Retype, character for character, the lines of the data below from the line with "362, 407, 382]" to the line with "192, 663, 286]", both of those lines included.

>> START

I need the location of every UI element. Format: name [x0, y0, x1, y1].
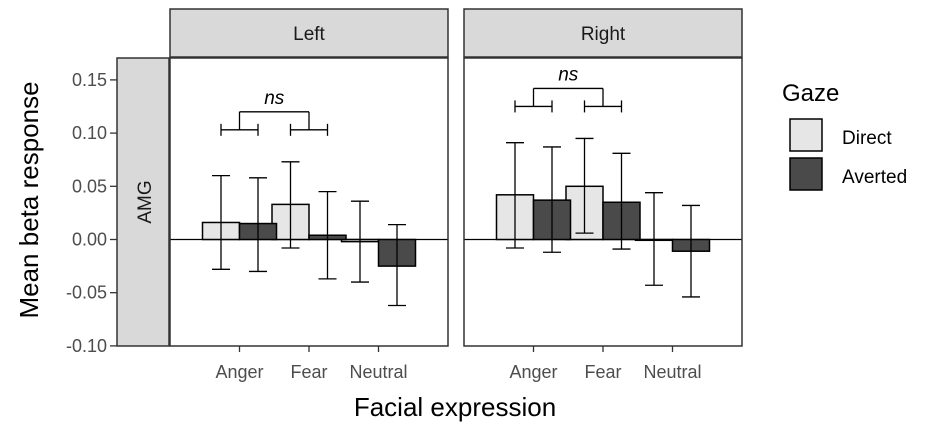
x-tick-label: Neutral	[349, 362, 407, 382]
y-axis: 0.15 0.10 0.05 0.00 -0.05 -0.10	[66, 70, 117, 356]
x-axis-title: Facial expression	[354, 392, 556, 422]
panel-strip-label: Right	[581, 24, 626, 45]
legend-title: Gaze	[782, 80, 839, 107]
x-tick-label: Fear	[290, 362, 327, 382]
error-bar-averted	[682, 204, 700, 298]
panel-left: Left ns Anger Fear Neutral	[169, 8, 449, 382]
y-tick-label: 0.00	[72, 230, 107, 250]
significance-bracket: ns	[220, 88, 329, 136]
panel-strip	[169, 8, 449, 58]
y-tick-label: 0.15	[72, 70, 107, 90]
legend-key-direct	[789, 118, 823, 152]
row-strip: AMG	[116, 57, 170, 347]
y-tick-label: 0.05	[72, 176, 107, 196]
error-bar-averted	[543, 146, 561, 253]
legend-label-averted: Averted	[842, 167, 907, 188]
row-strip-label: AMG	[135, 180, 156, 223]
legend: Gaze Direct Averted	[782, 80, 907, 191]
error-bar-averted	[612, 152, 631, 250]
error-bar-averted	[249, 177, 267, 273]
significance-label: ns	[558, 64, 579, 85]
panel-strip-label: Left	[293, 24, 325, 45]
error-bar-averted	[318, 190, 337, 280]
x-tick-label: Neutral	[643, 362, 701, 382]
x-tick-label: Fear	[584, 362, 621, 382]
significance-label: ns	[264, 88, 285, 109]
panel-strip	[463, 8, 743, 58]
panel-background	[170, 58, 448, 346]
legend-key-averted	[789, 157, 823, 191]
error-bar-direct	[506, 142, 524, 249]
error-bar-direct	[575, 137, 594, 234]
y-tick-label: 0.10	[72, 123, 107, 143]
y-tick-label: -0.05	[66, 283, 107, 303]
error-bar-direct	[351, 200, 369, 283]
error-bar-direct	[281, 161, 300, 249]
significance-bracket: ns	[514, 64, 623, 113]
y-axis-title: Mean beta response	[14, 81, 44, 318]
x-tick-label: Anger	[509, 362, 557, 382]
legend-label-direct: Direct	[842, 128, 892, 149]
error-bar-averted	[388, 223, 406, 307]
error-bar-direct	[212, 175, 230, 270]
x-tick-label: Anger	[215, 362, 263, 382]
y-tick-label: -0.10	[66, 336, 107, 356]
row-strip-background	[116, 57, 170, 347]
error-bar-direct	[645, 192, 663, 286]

>> END
>> START

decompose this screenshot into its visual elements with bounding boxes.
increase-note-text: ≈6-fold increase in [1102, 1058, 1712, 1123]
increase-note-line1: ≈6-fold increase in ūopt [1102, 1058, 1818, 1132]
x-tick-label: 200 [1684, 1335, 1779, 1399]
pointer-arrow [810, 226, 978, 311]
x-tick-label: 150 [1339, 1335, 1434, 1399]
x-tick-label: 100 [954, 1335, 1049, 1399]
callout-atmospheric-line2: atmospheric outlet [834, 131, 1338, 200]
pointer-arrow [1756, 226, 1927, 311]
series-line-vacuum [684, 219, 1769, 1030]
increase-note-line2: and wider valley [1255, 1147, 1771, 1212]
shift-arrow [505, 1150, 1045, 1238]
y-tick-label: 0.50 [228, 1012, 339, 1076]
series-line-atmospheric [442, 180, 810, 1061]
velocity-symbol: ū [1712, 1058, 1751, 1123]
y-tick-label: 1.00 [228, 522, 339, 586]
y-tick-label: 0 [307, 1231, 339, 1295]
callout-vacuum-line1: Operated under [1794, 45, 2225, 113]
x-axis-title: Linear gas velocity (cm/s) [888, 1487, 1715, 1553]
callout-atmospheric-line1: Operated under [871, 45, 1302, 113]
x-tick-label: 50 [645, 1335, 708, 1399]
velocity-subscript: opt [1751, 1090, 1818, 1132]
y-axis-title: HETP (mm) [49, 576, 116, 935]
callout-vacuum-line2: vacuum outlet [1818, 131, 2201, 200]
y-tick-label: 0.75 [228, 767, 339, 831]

>> END

*Solution to the exercise:*
x-tick-label: Neutral	[349, 362, 407, 382]
y-axis: 0.15 0.10 0.05 0.00 -0.05 -0.10	[66, 70, 117, 356]
x-axis-title: Facial expression	[354, 392, 556, 422]
panel-strip-label: Right	[581, 24, 626, 45]
legend-title: Gaze	[782, 80, 839, 107]
x-tick-label: Fear	[290, 362, 327, 382]
error-bar-averted	[682, 204, 700, 298]
panel-left: Left ns Anger Fear Neutral	[169, 8, 449, 382]
y-tick-label: 0.00	[72, 230, 107, 250]
significance-bracket: ns	[220, 88, 329, 136]
panel-strip	[169, 8, 449, 58]
y-tick-label: 0.15	[72, 70, 107, 90]
legend-key-direct	[789, 118, 823, 152]
row-strip: AMG	[116, 57, 170, 347]
y-tick-label: 0.05	[72, 176, 107, 196]
error-bar-averted	[543, 146, 561, 253]
legend-label-averted: Averted	[842, 167, 907, 188]
row-strip-label: AMG	[135, 180, 156, 223]
legend: Gaze Direct Averted	[782, 80, 907, 191]
error-bar-averted	[612, 152, 631, 250]
error-bar-averted	[249, 177, 267, 273]
significance-label: ns	[558, 64, 579, 85]
panel-strip-label: Left	[293, 24, 325, 45]
error-bar-averted	[318, 190, 337, 280]
x-tick-label: Neutral	[643, 362, 701, 382]
x-tick-label: Fear	[584, 362, 621, 382]
significance-label: ns	[264, 88, 285, 109]
panel-strip	[463, 8, 743, 58]
panel-background	[170, 58, 448, 346]
legend-key-averted	[789, 157, 823, 191]
error-bar-direct	[506, 142, 524, 249]
error-bar-direct	[575, 137, 594, 234]
y-tick-label: 0.10	[72, 123, 107, 143]
y-tick-label: -0.05	[66, 283, 107, 303]
error-bar-direct	[351, 200, 369, 283]
error-bar-direct	[281, 161, 300, 249]
significance-bracket: ns	[514, 64, 623, 113]
y-axis-title: Mean beta response	[14, 81, 44, 318]
x-tick-label: Anger	[509, 362, 557, 382]
legend-label-direct: Direct	[842, 128, 892, 149]
error-bar-averted	[388, 223, 406, 307]
error-bar-direct	[212, 175, 230, 270]
x-tick-label: Anger	[215, 362, 263, 382]
y-tick-label: -0.10	[66, 336, 107, 356]
row-strip-background	[116, 57, 170, 347]
error-bar-direct	[645, 192, 663, 286]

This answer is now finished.